Records to use.
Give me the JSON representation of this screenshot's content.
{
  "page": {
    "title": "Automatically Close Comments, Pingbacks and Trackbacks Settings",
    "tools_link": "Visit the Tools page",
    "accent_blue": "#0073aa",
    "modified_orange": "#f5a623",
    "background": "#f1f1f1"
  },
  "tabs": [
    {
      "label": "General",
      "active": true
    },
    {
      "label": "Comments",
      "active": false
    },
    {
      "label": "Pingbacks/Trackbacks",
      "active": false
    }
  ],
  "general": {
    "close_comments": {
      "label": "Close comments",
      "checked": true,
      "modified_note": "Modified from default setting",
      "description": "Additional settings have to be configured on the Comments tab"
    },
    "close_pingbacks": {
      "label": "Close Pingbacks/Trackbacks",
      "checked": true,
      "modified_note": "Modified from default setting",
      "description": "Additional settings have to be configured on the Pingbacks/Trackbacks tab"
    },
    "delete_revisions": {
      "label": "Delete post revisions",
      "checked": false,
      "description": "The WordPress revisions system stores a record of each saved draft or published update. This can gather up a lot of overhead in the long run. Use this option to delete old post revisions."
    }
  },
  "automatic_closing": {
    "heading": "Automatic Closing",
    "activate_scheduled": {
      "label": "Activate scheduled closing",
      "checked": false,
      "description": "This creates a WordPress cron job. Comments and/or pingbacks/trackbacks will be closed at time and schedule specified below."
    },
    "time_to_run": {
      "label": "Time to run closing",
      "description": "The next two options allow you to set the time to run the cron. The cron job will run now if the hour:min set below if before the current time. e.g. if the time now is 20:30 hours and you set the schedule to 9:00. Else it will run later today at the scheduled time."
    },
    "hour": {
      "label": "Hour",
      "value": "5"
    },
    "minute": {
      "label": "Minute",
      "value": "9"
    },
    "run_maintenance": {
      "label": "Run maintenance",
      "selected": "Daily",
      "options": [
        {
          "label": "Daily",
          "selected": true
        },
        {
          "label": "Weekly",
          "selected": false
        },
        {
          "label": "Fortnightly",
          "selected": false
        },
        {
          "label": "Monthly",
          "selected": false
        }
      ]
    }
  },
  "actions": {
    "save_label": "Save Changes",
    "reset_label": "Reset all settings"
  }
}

Exercise goal. Go through the data and return every record exactly.

Task solution.
Give me the JSON representation of this screenshot's content.
{
  "page": {
    "title": "Automatically Close Comments, Pingbacks and Trackbacks Settings",
    "tools_link": "Visit the Tools page",
    "accent_blue": "#0073aa",
    "modified_orange": "#f5a623",
    "background": "#f1f1f1"
  },
  "tabs": [
    {
      "label": "General",
      "active": true
    },
    {
      "label": "Comments",
      "active": false
    },
    {
      "label": "Pingbacks/Trackbacks",
      "active": false
    }
  ],
  "general": {
    "close_comments": {
      "label": "Close comments",
      "checked": true,
      "modified_note": "Modified from default setting",
      "description": "Additional settings have to be configured on the Comments tab"
    },
    "close_pingbacks": {
      "label": "Close Pingbacks/Trackbacks",
      "checked": true,
      "modified_note": "Modified from default setting",
      "description": "Additional settings have to be configured on the Pingbacks/Trackbacks tab"
    },
    "delete_revisions": {
      "label": "Delete post revisions",
      "checked": false,
      "description": "The WordPress revisions system stores a record of each saved draft or published update. This can gather up a lot of overhead in the long run. Use this option to delete old post revisions."
    }
  },
  "automatic_closing": {
    "heading": "Automatic Closing",
    "activate_scheduled": {
      "label": "Activate scheduled closing",
      "checked": false,
      "description": "This creates a WordPress cron job. Comments and/or pingbacks/trackbacks will be closed at time and schedule specified below."
    },
    "time_to_run": {
      "label": "Time to run closing",
      "description": "The next two options allow you to set the time to run the cron. The cron job will run now if the hour:min set below if before the current time. e.g. if the time now is 20:30 hours and you set the schedule to 9:00. Else it will run later today at the scheduled time."
    },
    "hour": {
      "label": "Hour",
      "value": "5"
    },
    "minute": {
      "label": "Minute",
      "value": "9"
    },
    "run_maintenance": {
      "label": "Run maintenance",
      "selected": "Daily",
      "options": [
        {
          "label": "Daily",
          "selected": true
        },
        {
          "label": "Weekly",
          "selected": false
        },
        {
          "label": "Fortnightly",
          "selected": false
        },
        {
          "label": "Monthly",
          "selected": false
        }
      ]
    }
  },
  "actions": {
    "save_label": "Save Changes",
    "reset_label": "Reset all settings"
  }
}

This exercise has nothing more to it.